_Extracted data_
==============================

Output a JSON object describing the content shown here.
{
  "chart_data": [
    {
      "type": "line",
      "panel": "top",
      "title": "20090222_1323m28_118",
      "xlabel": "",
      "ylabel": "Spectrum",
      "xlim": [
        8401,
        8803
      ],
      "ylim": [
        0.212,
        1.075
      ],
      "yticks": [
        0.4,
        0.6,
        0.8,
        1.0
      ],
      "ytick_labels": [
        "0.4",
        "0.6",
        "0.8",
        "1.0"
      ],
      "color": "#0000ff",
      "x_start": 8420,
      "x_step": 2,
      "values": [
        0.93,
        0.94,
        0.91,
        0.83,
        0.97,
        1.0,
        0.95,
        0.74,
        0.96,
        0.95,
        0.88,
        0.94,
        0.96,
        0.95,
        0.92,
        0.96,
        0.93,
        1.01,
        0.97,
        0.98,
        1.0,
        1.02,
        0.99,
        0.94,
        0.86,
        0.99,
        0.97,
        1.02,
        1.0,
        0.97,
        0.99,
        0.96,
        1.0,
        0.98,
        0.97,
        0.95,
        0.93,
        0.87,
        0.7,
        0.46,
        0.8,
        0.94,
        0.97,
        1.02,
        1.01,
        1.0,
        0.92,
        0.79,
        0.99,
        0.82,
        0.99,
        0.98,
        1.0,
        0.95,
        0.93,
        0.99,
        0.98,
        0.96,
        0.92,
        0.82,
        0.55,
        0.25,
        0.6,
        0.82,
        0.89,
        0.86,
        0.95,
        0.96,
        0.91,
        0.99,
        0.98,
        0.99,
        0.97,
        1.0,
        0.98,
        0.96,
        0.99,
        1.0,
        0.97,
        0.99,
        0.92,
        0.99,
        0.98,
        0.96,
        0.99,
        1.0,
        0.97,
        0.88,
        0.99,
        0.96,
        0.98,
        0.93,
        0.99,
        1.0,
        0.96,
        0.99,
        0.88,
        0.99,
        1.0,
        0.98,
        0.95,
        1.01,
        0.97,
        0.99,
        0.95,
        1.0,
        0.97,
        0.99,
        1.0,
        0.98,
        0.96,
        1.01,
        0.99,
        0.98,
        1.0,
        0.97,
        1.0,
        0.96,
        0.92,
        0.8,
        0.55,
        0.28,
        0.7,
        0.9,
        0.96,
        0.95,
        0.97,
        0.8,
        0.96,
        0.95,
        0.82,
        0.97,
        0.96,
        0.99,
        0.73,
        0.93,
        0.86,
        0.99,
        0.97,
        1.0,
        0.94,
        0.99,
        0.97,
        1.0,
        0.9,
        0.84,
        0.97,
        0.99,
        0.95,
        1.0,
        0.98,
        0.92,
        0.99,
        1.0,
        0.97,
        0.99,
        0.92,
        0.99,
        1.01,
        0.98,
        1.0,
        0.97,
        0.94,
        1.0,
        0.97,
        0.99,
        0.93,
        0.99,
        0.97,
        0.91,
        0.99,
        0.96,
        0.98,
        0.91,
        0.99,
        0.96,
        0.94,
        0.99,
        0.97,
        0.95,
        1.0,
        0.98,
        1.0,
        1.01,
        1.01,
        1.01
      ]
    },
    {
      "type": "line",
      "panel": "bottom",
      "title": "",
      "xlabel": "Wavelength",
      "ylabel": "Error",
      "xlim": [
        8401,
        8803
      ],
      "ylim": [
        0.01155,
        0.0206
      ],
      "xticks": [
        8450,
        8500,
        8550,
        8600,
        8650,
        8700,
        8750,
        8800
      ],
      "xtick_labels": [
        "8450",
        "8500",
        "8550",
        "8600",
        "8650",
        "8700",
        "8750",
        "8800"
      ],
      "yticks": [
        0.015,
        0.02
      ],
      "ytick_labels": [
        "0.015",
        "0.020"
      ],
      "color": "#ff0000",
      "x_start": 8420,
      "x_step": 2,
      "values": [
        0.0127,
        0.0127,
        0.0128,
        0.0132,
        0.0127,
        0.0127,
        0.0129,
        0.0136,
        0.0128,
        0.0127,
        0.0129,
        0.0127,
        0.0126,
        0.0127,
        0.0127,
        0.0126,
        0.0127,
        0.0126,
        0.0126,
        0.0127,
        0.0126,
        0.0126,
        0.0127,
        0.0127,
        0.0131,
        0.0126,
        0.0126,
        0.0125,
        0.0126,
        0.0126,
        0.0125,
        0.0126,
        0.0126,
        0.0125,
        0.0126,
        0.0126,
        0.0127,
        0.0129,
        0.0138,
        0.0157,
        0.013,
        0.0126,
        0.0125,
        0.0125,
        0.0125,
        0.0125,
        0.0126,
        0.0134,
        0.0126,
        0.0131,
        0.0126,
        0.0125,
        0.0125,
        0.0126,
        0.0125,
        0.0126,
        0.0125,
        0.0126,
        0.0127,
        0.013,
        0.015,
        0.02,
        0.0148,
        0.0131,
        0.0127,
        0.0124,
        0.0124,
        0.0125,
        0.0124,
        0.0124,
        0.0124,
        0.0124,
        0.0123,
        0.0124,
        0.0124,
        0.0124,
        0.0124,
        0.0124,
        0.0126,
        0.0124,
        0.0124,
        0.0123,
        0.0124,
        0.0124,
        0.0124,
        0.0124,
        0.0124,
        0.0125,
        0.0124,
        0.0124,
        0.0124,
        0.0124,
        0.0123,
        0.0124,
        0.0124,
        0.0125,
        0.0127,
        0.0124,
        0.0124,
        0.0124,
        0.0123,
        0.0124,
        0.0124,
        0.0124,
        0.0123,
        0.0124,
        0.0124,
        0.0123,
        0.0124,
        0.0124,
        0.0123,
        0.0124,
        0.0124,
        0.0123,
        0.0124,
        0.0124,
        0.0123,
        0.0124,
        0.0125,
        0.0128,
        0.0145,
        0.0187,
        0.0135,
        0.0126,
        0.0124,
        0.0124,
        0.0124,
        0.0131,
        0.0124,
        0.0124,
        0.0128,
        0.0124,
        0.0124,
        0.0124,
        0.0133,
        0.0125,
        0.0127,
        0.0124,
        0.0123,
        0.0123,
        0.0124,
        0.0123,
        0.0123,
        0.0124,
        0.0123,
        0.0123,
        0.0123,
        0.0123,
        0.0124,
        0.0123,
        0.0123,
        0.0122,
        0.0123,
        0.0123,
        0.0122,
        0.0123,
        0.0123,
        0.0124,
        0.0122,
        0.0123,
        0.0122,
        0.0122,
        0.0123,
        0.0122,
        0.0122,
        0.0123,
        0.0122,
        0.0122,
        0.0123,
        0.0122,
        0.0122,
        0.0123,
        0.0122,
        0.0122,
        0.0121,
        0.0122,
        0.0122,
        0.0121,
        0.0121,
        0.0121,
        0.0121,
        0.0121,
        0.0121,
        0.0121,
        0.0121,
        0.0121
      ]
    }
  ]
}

==============================

_Your objective_
Write out the material from the first line to the last, exactly.

_The reply_
Output a JSON object describing the content shown here.
{
  "chart_data": [
    {
      "type": "line",
      "panel": "top",
      "title": "20090222_1323m28_118",
      "xlabel": "",
      "ylabel": "Spectrum",
      "xlim": [
        8401,
        8803
      ],
      "ylim": [
        0.212,
        1.075
      ],
      "yticks": [
        0.4,
        0.6,
        0.8,
        1.0
      ],
      "ytick_labels": [
        "0.4",
        "0.6",
        "0.8",
        "1.0"
      ],
      "color": "#0000ff",
      "x_start": 8420,
      "x_step": 2,
      "values": [
        0.93,
        0.94,
        0.91,
        0.83,
        0.97,
        1.0,
        0.95,
        0.74,
        0.96,
        0.95,
        0.88,
        0.94,
        0.96,
        0.95,
        0.92,
        0.96,
        0.93,
        1.01,
        0.97,
        0.98,
        1.0,
        1.02,
        0.99,
        0.94,
        0.86,
        0.99,
        0.97,
        1.02,
        1.0,
        0.97,
        0.99,
        0.96,
        1.0,
        0.98,
        0.97,
        0.95,
        0.93,
        0.87,
        0.7,
        0.46,
        0.8,
        0.94,
        0.97,
        1.02,
        1.01,
        1.0,
        0.92,
        0.79,
        0.99,
        0.82,
        0.99,
        0.98,
        1.0,
        0.95,
        0.93,
        0.99,
        0.98,
        0.96,
        0.92,
        0.82,
        0.55,
        0.25,
        0.6,
        0.82,
        0.89,
        0.86,
        0.95,
        0.96,
        0.91,
        0.99,
        0.98,
        0.99,
        0.97,
        1.0,
        0.98,
        0.96,
        0.99,
        1.0,
        0.97,
        0.99,
        0.92,
        0.99,
        0.98,
        0.96,
        0.99,
        1.0,
        0.97,
        0.88,
        0.99,
        0.96,
        0.98,
        0.93,
        0.99,
        1.0,
        0.96,
        0.99,
        0.88,
        0.99,
        1.0,
        0.98,
        0.95,
        1.01,
        0.97,
        0.99,
        0.95,
        1.0,
        0.97,
        0.99,
        1.0,
        0.98,
        0.96,
        1.01,
        0.99,
        0.98,
        1.0,
        0.97,
        1.0,
        0.96,
        0.92,
        0.8,
        0.55,
        0.28,
        0.7,
        0.9,
        0.96,
        0.95,
        0.97,
        0.8,
        0.96,
        0.95,
        0.82,
        0.97,
        0.96,
        0.99,
        0.73,
        0.93,
        0.86,
        0.99,
        0.97,
        1.0,
        0.94,
        0.99,
        0.97,
        1.0,
        0.9,
        0.84,
        0.97,
        0.99,
        0.95,
        1.0,
        0.98,
        0.92,
        0.99,
        1.0,
        0.97,
        0.99,
        0.92,
        0.99,
        1.01,
        0.98,
        1.0,
        0.97,
        0.94,
        1.0,
        0.97,
        0.99,
        0.93,
        0.99,
        0.97,
        0.91,
        0.99,
        0.96,
        0.98,
        0.91,
        0.99,
        0.96,
        0.94,
        0.99,
        0.97,
        0.95,
        1.0,
        0.98,
        1.0,
        1.01,
        1.01,
        1.01
      ]
    },
    {
      "type": "line",
      "panel": "bottom",
      "title": "",
      "xlabel": "Wavelength",
      "ylabel": "Error",
      "xlim": [
        8401,
        8803
      ],
      "ylim": [
        0.01155,
        0.0206
      ],
      "xticks": [
        8450,
        8500,
        8550,
        8600,
        8650,
        8700,
        8750,
        8800
      ],
      "xtick_labels": [
        "8450",
        "8500",
        "8550",
        "8600",
        "8650",
        "8700",
        "8750",
        "8800"
      ],
      "yticks": [
        0.015,
        0.02
      ],
      "ytick_labels": [
        "0.015",
        "0.020"
      ],
      "color": "#ff0000",
      "x_start": 8420,
      "x_step": 2,
      "values": [
        0.0127,
        0.0127,
        0.0128,
        0.0132,
        0.0127,
        0.0127,
        0.0129,
        0.0136,
        0.0128,
        0.0127,
        0.0129,
        0.0127,
        0.0126,
        0.0127,
        0.0127,
        0.0126,
        0.0127,
        0.0126,
        0.0126,
        0.0127,
        0.0126,
        0.0126,
        0.0127,
        0.0127,
        0.0131,
        0.0126,
        0.0126,
        0.0125,
        0.0126,
        0.0126,
        0.0125,
        0.0126,
        0.0126,
        0.0125,
        0.0126,
        0.0126,
        0.0127,
        0.0129,
        0.0138,
        0.0157,
        0.013,
        0.0126,
        0.0125,
        0.0125,
        0.0125,
        0.0125,
        0.0126,
        0.0134,
        0.0126,
        0.0131,
        0.0126,
        0.0125,
        0.0125,
        0.0126,
        0.0125,
        0.0126,
        0.0125,
        0.0126,
        0.0127,
        0.013,
        0.015,
        0.02,
        0.0148,
        0.0131,
        0.0127,
        0.0124,
        0.0124,
        0.0125,
        0.0124,
        0.0124,
        0.0124,
        0.0124,
        0.0123,
        0.0124,
        0.0124,
        0.0124,
        0.0124,
        0.0124,
        0.0126,
        0.0124,
        0.0124,
        0.0123,
        0.0124,
        0.0124,
        0.0124,
        0.0124,
        0.0124,
        0.0125,
        0.0124,
        0.0124,
        0.0124,
        0.0124,
        0.0123,
        0.0124,
        0.0124,
        0.0125,
        0.0127,
        0.0124,
        0.0124,
        0.0124,
        0.0123,
        0.0124,
        0.0124,
        0.0124,
        0.0123,
        0.0124,
        0.0124,
        0.0123,
        0.0124,
        0.0124,
        0.0123,
        0.0124,
        0.0124,
        0.0123,
        0.0124,
        0.0124,
        0.0123,
        0.0124,
        0.0125,
        0.0128,
        0.0145,
        0.0187,
        0.0135,
        0.0126,
        0.0124,
        0.0124,
        0.0124,
        0.0131,
        0.0124,
        0.0124,
        0.0128,
        0.0124,
        0.0124,
        0.0124,
        0.0133,
        0.0125,
        0.0127,
        0.0124,
        0.0123,
        0.0123,
        0.0124,
        0.0123,
        0.0123,
        0.0124,
        0.0123,
        0.0123,
        0.0123,
        0.0123,
        0.0124,
        0.0123,
        0.0123,
        0.0122,
        0.0123,
        0.0123,
        0.0122,
        0.0123,
        0.0123,
        0.0124,
        0.0122,
        0.0123,
        0.0122,
        0.0122,
        0.0123,
        0.0122,
        0.0122,
        0.0123,
        0.0122,
        0.0122,
        0.0123,
        0.0122,
        0.0122,
        0.0123,
        0.0122,
        0.0122,
        0.0121,
        0.0122,
        0.0122,
        0.0121,
        0.0121,
        0.0121,
        0.0121,
        0.0121,
        0.0121,
        0.0121,
        0.0121,
        0.0121
      ]
    }
  ]
}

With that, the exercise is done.